Each record below should be repeated precisely as written.

## start Input data

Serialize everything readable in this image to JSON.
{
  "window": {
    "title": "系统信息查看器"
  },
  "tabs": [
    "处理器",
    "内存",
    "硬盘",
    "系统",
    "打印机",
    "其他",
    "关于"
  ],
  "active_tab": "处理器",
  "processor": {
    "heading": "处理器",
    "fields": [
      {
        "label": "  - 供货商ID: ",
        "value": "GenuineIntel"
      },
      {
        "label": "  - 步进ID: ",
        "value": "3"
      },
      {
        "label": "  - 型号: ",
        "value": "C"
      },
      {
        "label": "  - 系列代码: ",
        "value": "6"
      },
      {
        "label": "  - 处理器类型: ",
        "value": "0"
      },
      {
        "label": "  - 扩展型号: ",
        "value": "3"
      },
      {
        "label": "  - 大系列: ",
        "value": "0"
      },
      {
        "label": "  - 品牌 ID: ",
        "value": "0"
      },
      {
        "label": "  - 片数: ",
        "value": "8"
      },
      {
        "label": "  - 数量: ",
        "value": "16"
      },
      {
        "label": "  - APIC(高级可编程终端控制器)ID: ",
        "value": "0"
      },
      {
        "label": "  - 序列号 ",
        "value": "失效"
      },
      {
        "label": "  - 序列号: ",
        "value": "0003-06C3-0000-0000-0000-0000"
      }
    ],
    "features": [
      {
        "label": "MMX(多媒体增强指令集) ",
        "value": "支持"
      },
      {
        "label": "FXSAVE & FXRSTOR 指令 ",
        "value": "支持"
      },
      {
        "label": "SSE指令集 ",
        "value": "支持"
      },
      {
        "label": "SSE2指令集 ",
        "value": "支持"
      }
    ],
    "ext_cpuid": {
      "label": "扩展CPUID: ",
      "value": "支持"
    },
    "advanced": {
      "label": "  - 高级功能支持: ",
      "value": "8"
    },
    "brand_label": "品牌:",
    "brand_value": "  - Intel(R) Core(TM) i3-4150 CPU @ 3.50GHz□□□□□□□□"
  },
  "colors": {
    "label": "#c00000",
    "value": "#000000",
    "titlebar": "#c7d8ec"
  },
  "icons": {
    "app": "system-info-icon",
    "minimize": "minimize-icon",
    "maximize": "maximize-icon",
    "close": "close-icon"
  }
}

## end Input data

→ **Result below**:
Serialize everything readable in this image to JSON.
{
  "window": {
    "title": "系统信息查看器"
  },
  "tabs": [
    "处理器",
    "内存",
    "硬盘",
    "系统",
    "打印机",
    "其他",
    "关于"
  ],
  "active_tab": "处理器",
  "processor": {
    "heading": "处理器",
    "fields": [
      {
        "label": "  - 供货商ID: ",
        "value": "GenuineIntel"
      },
      {
        "label": "  - 步进ID: ",
        "value": "3"
      },
      {
        "label": "  - 型号: ",
        "value": "C"
      },
      {
        "label": "  - 系列代码: ",
        "value": "6"
      },
      {
        "label": "  - 处理器类型: ",
        "value": "0"
      },
      {
        "label": "  - 扩展型号: ",
        "value": "3"
      },
      {
        "label": "  - 大系列: ",
        "value": "0"
      },
      {
        "label": "  - 品牌 ID: ",
        "value": "0"
      },
      {
        "label": "  - 片数: ",
        "value": "8"
      },
      {
        "label": "  - 数量: ",
        "value": "16"
      },
      {
        "label": "  - APIC(高级可编程终端控制器)ID: ",
        "value": "0"
      },
      {
        "label": "  - 序列号 ",
        "value": "失效"
      },
      {
        "label": "  - 序列号: ",
        "value": "0003-06C3-0000-0000-0000-0000"
      }
    ],
    "features": [
      {
        "label": "MMX(多媒体增强指令集) ",
        "value": "支持"
      },
      {
        "label": "FXSAVE & FXRSTOR 指令 ",
        "value": "支持"
      },
      {
        "label": "SSE指令集 ",
        "value": "支持"
      },
      {
        "label": "SSE2指令集 ",
        "value": "支持"
      }
    ],
    "ext_cpuid": {
      "label": "扩展CPUID: ",
      "value": "支持"
    },
    "advanced": {
      "label": "  - 高级功能支持: ",
      "value": "8"
    },
    "brand_label": "品牌:",
    "brand_value": "  - Intel(R) Core(TM) i3-4150 CPU @ 3.50GHz□□□□□□□□"
  },
  "colors": {
    "label": "#c00000",
    "value": "#000000",
    "titlebar": "#c7d8ec"
  },
  "icons": {
    "app": "system-info-icon",
    "minimize": "minimize-icon",
    "maximize": "maximize-icon",
    "close": "close-icon"
  }
}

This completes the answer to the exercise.